| Requirement |
Pull each line holding "Community" out of the entries below.

──────────

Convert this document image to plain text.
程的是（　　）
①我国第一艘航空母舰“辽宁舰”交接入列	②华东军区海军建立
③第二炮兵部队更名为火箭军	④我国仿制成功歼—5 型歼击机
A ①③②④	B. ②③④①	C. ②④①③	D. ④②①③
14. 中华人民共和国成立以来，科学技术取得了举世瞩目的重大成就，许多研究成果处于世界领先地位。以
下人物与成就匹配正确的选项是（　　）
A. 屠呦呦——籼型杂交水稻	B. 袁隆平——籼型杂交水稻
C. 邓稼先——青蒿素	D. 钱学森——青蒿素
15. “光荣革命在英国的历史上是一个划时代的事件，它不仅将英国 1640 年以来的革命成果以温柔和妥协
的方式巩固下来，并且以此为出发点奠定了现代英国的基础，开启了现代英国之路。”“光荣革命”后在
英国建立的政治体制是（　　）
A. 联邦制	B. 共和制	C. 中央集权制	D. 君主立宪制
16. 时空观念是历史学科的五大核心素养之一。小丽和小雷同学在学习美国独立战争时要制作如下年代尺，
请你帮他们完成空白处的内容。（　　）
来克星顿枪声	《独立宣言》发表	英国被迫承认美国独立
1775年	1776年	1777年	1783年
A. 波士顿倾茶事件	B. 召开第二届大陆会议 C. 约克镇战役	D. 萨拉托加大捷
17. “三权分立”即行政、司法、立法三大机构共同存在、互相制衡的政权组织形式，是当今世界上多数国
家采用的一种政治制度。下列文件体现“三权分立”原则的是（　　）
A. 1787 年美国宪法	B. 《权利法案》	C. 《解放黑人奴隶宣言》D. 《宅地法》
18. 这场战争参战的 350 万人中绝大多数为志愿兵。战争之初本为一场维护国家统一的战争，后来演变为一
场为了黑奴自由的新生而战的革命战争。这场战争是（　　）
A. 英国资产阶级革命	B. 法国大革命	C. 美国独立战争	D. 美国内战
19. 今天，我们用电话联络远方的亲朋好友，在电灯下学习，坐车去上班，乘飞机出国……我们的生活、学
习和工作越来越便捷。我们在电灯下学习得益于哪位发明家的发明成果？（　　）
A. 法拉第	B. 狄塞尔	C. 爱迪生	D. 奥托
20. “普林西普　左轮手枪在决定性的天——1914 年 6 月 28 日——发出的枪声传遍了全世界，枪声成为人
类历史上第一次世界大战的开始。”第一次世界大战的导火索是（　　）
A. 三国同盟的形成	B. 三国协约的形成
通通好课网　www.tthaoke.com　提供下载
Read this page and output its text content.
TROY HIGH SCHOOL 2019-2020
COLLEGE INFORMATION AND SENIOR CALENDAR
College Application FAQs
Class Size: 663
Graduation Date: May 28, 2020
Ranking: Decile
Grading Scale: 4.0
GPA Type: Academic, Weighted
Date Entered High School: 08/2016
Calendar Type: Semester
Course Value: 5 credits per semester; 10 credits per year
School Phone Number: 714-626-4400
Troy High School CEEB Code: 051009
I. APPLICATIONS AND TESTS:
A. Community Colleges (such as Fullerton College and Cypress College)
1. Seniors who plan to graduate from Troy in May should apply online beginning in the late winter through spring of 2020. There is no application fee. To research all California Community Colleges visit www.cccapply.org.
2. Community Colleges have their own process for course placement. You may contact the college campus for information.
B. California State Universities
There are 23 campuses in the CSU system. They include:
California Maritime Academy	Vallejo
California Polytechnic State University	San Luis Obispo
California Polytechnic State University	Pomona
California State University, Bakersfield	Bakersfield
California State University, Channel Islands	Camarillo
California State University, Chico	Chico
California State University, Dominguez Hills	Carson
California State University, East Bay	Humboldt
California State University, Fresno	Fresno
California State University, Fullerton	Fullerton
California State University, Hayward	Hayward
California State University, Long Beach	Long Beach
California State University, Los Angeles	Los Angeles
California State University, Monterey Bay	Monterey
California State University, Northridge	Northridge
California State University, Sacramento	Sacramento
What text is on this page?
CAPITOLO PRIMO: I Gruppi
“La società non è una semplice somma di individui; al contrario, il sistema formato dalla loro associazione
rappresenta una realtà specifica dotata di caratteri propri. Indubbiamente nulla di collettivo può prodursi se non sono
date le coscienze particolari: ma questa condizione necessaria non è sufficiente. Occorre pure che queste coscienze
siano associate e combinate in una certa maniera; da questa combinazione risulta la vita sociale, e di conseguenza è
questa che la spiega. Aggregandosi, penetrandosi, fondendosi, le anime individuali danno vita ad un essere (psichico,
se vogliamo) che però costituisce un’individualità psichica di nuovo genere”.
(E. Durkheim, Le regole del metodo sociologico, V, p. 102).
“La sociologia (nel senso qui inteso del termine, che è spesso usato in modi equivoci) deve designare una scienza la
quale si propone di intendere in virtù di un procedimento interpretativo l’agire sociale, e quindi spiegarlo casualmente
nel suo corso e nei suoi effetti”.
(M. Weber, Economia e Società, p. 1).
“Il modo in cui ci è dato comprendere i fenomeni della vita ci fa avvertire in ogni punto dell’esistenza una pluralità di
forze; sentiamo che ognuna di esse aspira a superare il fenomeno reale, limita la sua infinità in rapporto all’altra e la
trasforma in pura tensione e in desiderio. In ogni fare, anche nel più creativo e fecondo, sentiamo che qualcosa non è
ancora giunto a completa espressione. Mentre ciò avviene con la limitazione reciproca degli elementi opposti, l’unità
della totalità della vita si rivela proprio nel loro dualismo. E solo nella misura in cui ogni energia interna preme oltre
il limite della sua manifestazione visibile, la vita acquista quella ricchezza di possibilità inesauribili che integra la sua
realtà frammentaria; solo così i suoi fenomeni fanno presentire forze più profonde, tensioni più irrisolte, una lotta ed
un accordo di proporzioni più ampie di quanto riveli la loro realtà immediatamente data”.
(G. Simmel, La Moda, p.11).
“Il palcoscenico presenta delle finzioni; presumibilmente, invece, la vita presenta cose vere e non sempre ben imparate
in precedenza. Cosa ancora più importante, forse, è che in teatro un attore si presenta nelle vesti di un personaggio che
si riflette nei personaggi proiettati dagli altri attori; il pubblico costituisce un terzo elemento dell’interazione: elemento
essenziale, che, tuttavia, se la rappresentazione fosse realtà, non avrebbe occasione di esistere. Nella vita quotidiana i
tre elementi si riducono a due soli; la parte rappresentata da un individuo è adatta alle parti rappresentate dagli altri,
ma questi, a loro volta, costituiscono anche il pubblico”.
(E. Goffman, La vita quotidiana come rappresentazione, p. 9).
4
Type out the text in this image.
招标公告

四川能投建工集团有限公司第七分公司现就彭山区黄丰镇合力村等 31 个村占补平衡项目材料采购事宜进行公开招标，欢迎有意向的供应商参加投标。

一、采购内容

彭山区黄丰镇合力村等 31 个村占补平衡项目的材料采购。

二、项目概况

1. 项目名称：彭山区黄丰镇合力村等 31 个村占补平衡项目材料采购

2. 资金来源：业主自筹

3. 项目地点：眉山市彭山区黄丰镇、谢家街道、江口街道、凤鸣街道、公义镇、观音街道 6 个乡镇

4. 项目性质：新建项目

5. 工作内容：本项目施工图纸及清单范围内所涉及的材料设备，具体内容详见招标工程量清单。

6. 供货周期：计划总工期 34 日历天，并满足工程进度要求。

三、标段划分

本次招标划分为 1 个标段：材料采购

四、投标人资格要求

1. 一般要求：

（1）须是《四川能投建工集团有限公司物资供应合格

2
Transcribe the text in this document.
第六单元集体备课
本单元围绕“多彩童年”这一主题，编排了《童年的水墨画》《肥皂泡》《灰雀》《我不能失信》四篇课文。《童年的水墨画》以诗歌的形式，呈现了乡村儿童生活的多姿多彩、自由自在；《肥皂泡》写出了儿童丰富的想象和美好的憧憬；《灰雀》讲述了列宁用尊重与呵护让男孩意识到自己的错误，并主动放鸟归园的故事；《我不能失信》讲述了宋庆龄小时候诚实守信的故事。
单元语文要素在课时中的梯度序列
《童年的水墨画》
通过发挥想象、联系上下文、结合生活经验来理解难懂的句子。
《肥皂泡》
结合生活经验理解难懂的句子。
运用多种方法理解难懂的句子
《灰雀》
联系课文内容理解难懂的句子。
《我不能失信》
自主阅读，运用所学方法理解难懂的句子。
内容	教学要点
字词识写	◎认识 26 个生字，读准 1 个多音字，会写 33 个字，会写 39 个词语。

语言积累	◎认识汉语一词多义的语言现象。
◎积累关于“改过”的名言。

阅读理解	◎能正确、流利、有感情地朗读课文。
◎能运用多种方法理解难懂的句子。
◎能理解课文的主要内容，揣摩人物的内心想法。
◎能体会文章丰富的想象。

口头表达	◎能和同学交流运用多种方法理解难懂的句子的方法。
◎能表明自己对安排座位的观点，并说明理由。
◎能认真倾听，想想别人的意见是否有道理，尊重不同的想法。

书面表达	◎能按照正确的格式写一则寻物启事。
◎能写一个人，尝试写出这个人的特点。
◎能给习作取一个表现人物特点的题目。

──────────

| The reply |
A. Community Colleges (such as Fullerton College and Cypress College)
1. Seniors who plan to graduate from Troy in May should apply online beginning in the late winter through spring of 2020. There is no application fee. To research all California Community Colleges visit www.cccapply.org.
2. Community Colleges have their own process for course placement. You may contact the college campus for information.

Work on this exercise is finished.